• [To be done]: Please list all lines of the material below in which the string "espécie" occurs.

[Extracted data entries]
• • • • •
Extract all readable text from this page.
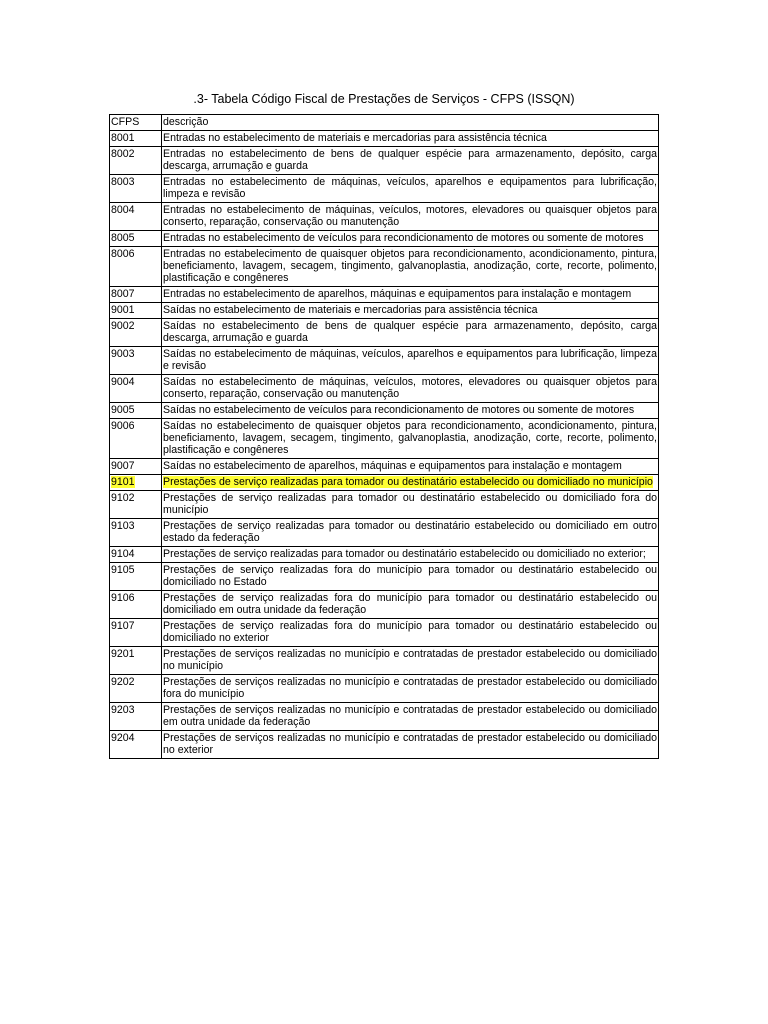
.3- Tabela Código Fiscal de Prestações de Serviços - CFPS (ISSQN)
CFPS	descrição
8001	Entradas no estabelecimento de materiais e mercadorias para assistência técnica
8002	Entradas no estabelecimento de bens de qualquer espécie para armazenamento, depósito, carga descarga, arrumação e guarda
8003	Entradas no estabelecimento de máquinas, veículos, aparelhos e equipamentos para lubrificação, limpeza e revisão
8004	Entradas no estabelecimento de máquinas, veículos, motores, elevadores ou quaisquer objetos para conserto, reparação, conservação ou manutenção
8005	Entradas no estabelecimento de veículos para recondicionamento de motores ou somente de motores
8006	Entradas no estabelecimento de quaisquer objetos para recondicionamento, acondicionamento, pintura, beneficiamento, lavagem, secagem, tingimento, galvanoplastia, anodização, corte, recorte, polimento, plastificação e congêneres
8007	Entradas no estabelecimento de aparelhos, máquinas e equipamentos para instalação e montagem
9001	Saídas no estabelecimento de materiais e mercadorias para assistência técnica
9002	Saídas no estabelecimento de bens de qualquer espécie para armazenamento, depósito, carga descarga, arrumação e guarda
9003	Saídas no estabelecimento de máquinas, veículos, aparelhos e equipamentos para lubrificação, limpeza e revisão
9004	Saídas no estabelecimento de máquinas, veículos, motores, elevadores ou quaisquer objetos para conserto, reparação, conservação ou manutenção
9005	Saídas no estabelecimento de veículos para recondicionamento de motores ou somente de motores
9006	Saídas no estabelecimento de quaisquer objetos para recondicionamento, acondicionamento, pintura, beneficiamento, lavagem, secagem, tingimento, galvanoplastia, anodização, corte, recorte, polimento, plastificação e congêneres
9007	Saídas no estabelecimento de aparelhos, máquinas e equipamentos para instalação e montagem
9101	Prestações de serviço realizadas para tomador ou destinatário estabelecido ou domiciliado no município
9102	Prestações de serviço realizadas para tomador ou destinatário estabelecido ou domiciliado fora do município
9103	Prestações de serviço realizadas para tomador ou destinatário estabelecido ou domiciliado em outro estado da federação
9104	Prestações de serviço realizadas para tomador ou destinatário estabelecido ou domiciliado no exterior;
9105	Prestações de serviço realizadas fora do município para tomador ou destinatário estabelecido ou domiciliado no Estado
9106	Prestações de serviço realizadas fora do município para tomador ou destinatário estabelecido ou domiciliado em outra unidade da federação
9107	Prestações de serviço realizadas fora do município para tomador ou destinatário estabelecido ou domiciliado no exterior
9201	Prestações de serviços realizadas no município e contratadas de prestador estabelecido ou domiciliado no município
9202	Prestações de serviços realizadas no município e contratadas de prestador estabelecido ou domiciliado fora do município
9203	Prestações de serviços realizadas no município e contratadas de prestador estabelecido ou domiciliado em outra unidade da federação
9204	Prestações de serviços realizadas no município e contratadas de prestador estabelecido ou domiciliado no exterior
• • • • •
• [Solved exercise]:
8002	Entradas no estabelecimento de bens de qualquer espécie para armazenamento, depósito, carga descarga, arrumação e guarda
9002	Saídas no estabelecimento de bens de qualquer espécie para armazenamento, depósito, carga descarga, arrumação e guarda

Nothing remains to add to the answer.